#### WHAT IS REQUIRED
State the number of lines where "العربى" appears. Add nothing else.

======== EXTRACTED ENTRIES

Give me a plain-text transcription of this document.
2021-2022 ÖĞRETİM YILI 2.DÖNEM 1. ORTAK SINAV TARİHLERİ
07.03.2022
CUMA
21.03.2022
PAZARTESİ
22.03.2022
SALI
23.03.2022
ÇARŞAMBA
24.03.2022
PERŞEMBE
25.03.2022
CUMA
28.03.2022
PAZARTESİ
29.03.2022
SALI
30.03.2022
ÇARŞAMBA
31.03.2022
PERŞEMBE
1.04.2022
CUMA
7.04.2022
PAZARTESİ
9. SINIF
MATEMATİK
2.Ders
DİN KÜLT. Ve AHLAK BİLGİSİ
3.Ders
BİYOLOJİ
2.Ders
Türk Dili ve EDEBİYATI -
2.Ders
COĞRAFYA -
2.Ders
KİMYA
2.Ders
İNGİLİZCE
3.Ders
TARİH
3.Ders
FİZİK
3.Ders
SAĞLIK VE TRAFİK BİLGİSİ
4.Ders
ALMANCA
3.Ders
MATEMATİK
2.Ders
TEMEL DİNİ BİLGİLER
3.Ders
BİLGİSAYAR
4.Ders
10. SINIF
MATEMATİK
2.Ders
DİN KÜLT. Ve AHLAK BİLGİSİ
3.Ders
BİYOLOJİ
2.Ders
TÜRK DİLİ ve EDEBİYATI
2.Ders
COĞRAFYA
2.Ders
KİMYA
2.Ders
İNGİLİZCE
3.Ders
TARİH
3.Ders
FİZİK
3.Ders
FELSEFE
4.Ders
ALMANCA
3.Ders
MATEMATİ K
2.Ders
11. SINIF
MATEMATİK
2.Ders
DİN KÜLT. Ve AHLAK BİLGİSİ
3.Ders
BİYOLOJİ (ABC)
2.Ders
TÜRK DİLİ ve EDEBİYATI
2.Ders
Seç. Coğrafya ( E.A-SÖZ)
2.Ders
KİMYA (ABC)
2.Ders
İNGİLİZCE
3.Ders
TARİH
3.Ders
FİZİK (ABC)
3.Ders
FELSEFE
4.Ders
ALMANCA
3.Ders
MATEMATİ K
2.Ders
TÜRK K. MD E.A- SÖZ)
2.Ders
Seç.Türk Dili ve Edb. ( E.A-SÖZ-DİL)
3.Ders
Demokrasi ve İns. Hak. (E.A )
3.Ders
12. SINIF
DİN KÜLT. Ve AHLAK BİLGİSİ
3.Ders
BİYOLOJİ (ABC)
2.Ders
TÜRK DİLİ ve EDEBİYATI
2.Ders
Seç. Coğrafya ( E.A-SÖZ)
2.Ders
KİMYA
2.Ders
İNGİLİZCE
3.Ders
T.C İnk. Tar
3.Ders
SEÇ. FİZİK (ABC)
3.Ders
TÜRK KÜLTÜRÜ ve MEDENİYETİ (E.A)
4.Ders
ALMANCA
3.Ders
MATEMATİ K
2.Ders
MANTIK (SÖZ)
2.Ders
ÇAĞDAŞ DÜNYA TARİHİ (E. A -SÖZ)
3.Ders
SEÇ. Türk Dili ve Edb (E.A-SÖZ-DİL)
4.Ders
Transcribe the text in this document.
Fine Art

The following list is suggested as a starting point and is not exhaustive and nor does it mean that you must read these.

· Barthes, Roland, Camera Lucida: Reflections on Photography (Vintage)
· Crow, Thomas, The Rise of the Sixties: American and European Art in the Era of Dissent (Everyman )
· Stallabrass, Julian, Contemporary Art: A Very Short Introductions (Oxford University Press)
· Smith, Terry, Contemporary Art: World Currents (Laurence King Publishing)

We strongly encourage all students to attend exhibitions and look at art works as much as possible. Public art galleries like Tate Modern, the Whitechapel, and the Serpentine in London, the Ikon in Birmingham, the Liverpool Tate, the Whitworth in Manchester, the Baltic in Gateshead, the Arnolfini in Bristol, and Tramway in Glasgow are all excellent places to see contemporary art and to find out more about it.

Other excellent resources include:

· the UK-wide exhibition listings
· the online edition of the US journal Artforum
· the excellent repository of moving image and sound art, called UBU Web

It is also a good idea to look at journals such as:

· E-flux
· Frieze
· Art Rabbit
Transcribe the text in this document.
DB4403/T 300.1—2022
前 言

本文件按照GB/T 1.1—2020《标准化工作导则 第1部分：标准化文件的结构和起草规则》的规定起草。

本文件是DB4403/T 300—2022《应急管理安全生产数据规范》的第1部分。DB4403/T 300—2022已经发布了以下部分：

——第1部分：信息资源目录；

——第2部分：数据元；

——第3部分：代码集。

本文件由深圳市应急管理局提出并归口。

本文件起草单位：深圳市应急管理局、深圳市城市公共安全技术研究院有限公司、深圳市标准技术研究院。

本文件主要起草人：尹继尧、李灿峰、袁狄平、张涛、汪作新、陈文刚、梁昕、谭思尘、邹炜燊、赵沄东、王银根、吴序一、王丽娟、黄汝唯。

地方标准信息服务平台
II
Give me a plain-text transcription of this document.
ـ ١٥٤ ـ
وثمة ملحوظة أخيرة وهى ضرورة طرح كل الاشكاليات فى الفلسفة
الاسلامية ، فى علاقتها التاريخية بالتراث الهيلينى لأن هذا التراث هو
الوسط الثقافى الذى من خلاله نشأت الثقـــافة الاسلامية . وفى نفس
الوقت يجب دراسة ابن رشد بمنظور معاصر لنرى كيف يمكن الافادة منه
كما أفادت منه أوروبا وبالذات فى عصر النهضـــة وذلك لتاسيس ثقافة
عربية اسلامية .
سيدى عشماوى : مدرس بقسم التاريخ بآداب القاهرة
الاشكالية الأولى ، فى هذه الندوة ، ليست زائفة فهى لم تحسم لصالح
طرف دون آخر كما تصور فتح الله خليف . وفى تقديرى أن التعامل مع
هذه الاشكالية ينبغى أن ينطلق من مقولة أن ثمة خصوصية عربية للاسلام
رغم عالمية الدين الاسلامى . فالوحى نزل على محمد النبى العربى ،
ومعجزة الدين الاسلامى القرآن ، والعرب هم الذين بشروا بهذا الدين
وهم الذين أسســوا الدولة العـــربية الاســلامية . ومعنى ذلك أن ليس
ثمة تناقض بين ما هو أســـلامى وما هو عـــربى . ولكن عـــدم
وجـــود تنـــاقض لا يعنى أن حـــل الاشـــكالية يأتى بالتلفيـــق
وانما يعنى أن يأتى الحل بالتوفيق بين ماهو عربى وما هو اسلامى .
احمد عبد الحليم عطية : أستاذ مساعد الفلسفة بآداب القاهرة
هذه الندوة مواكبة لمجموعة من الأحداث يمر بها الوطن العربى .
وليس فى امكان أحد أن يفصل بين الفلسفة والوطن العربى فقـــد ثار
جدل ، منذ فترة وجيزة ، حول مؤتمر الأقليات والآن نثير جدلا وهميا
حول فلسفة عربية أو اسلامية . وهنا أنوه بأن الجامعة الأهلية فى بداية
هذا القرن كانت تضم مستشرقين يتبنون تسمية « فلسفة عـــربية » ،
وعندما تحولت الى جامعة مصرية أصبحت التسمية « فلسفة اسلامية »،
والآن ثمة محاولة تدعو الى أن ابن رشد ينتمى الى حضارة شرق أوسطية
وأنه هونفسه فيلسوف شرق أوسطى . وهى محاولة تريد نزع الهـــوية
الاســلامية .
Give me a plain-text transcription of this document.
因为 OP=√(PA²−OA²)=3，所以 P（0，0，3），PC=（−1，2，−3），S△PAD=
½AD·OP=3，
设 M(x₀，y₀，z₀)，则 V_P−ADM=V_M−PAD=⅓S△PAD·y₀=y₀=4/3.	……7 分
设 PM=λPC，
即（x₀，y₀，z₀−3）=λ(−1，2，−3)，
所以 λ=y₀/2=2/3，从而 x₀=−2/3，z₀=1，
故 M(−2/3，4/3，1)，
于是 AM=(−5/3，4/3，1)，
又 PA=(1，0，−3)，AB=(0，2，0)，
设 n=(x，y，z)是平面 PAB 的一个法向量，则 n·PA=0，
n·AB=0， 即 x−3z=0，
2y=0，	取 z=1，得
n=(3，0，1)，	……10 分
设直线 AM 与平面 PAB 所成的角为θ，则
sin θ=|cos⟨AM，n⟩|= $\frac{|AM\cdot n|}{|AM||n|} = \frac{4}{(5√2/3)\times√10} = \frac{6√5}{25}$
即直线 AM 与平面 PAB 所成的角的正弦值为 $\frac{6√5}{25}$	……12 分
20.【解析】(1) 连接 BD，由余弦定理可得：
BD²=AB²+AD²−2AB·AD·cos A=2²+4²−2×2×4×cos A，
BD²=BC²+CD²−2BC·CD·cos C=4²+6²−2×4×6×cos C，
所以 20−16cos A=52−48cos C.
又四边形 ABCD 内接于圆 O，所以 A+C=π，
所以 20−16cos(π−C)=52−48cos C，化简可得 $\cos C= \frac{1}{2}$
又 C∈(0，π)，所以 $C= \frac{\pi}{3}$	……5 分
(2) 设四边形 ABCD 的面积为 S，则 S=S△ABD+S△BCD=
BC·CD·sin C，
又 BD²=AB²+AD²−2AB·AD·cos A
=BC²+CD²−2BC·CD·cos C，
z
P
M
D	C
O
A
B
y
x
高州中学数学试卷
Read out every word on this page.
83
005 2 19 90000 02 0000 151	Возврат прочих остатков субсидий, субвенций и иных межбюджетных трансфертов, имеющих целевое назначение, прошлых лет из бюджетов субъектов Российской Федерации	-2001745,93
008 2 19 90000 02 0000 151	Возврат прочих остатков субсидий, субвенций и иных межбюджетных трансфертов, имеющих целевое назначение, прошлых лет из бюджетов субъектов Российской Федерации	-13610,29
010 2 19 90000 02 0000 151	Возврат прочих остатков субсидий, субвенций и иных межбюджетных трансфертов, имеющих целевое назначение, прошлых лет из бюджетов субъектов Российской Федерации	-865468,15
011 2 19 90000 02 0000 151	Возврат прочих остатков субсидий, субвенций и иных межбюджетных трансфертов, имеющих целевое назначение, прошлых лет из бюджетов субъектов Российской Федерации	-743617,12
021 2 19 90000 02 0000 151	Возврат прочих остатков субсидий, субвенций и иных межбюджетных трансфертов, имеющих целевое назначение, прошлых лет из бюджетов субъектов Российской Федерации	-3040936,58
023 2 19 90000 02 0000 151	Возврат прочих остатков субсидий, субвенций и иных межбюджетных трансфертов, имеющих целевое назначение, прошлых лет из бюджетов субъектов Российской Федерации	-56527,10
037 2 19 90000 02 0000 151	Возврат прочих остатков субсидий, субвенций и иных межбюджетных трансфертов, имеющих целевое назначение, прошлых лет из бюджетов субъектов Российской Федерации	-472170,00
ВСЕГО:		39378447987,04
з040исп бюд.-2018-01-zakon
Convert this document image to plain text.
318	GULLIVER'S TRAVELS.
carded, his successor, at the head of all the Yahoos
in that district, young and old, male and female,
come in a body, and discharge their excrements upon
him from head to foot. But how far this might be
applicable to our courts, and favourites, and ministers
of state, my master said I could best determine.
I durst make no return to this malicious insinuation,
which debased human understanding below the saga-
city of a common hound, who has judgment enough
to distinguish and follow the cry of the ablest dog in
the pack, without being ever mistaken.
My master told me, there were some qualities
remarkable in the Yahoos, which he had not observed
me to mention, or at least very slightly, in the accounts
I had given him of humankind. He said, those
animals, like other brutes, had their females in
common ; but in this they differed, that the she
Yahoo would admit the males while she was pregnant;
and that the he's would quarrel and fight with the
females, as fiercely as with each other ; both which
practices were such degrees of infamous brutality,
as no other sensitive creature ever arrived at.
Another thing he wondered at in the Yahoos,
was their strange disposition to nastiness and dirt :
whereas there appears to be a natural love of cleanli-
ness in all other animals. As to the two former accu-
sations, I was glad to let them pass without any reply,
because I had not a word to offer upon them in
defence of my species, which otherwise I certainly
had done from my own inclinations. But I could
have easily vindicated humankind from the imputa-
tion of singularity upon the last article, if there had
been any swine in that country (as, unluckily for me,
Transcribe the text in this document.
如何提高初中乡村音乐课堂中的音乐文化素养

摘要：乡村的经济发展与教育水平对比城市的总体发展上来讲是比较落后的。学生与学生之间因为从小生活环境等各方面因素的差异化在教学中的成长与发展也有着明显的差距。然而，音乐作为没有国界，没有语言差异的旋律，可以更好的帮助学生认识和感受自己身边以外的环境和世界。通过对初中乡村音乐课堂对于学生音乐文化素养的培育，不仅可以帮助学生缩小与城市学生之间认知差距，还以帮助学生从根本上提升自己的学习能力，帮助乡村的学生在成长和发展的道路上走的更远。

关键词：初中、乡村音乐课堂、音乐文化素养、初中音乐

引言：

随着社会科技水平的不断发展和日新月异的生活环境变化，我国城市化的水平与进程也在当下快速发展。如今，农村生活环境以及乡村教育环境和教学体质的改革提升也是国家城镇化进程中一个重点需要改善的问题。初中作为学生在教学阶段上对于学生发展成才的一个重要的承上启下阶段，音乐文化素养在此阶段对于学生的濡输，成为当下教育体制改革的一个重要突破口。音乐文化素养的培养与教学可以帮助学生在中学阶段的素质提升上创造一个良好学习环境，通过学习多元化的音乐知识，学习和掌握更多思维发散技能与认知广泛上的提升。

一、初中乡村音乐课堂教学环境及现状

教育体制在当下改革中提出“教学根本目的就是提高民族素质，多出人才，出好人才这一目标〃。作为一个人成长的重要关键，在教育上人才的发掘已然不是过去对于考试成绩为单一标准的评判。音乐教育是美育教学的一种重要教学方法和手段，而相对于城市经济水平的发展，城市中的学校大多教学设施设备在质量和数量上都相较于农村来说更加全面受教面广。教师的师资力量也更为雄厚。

================

#### RESULT OF THIS EXERCISE
3